:: SELECTED PASSAGE

# untameable? Yeah right!



## Kirby_the_Tiel (Jul 2, 2012)

When we adopted Kirby we were told that he was nearly impossible to tame. 

I would like to see his previous owners explain these pictures to me!


----------



## MeanneyFids (Aug 24, 2010)

he's adorable!! no bird is untameable!


----------



## bjknight93 (Nov 13, 2011)

I agree! Any bird can be tamed, if you use the right method.


----------



## Kirby_the_Tiel (Jul 2, 2012)

Kirby is timid because he was abused by his past owner, but he has alot of potential and is very affectionate. We love him so much!


----------



## Philwalters (Feb 16, 2012)

Congratulations, patience is a virtue.


----------



## bubbleslove (May 27, 2012)

Kindness and Patience are very important ingredients ...... But Love is the Essence


----------



## Ghosth (Jun 25, 2012)

Patience, persistence, perseverance and loads of love will do the job


----------



## vampiric_conure (Jul 8, 2012)

It's awesome seeing you rewarded with your hard work! I have to work on Bluestreak. He's very timid around me. I hope one day he'll join me at the computer for some treats with the handfeds


----------



## lperry82 (Aug 2, 2010)

Congrats he is adorable


----------



## Scribbles (Jun 28, 2012)

That's wonderful. Go Kirby!


----------



## JaimeS (Nov 28, 2011)

Great progress, Kirby is gorgeous


----------



## sunnysmom (Sep 23, 2011)

I'm glad to hear and see  that things are going to well with Kirby. He is a cutie.


----------

::::
:: DATA LINES

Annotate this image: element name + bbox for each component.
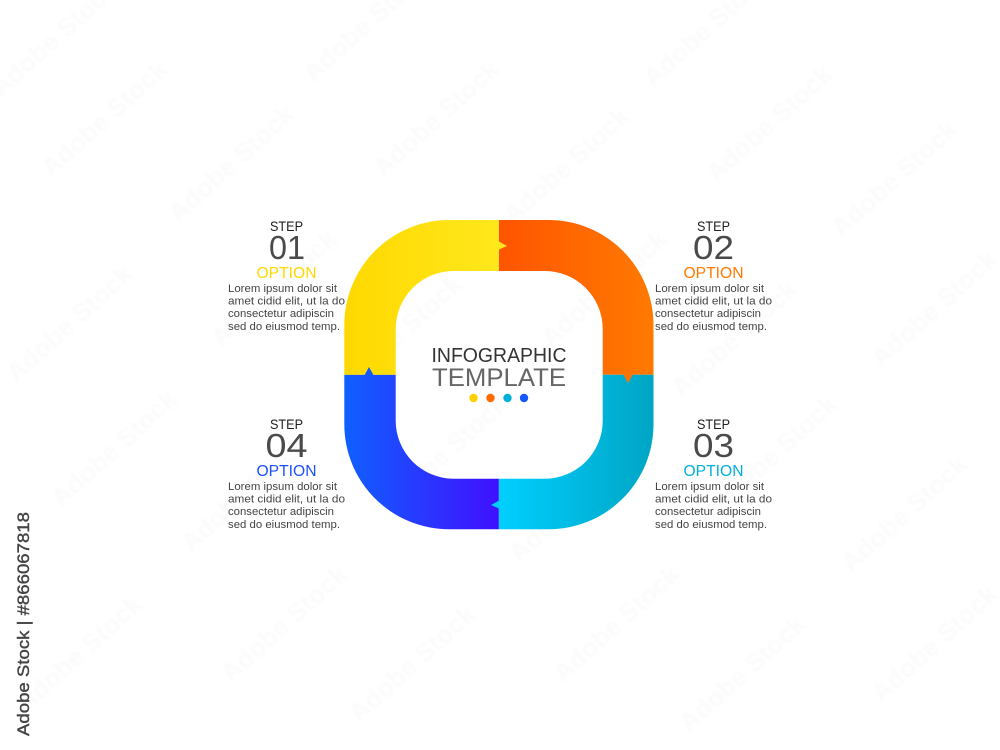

::::

• [PROBLEM]
In the Kirby thread, what reason is given for Kirby being timid? Rely on the Kirby thread alone, not on the data.

• [RESPONSE TO THIS TASK]
He was abused by his past owner.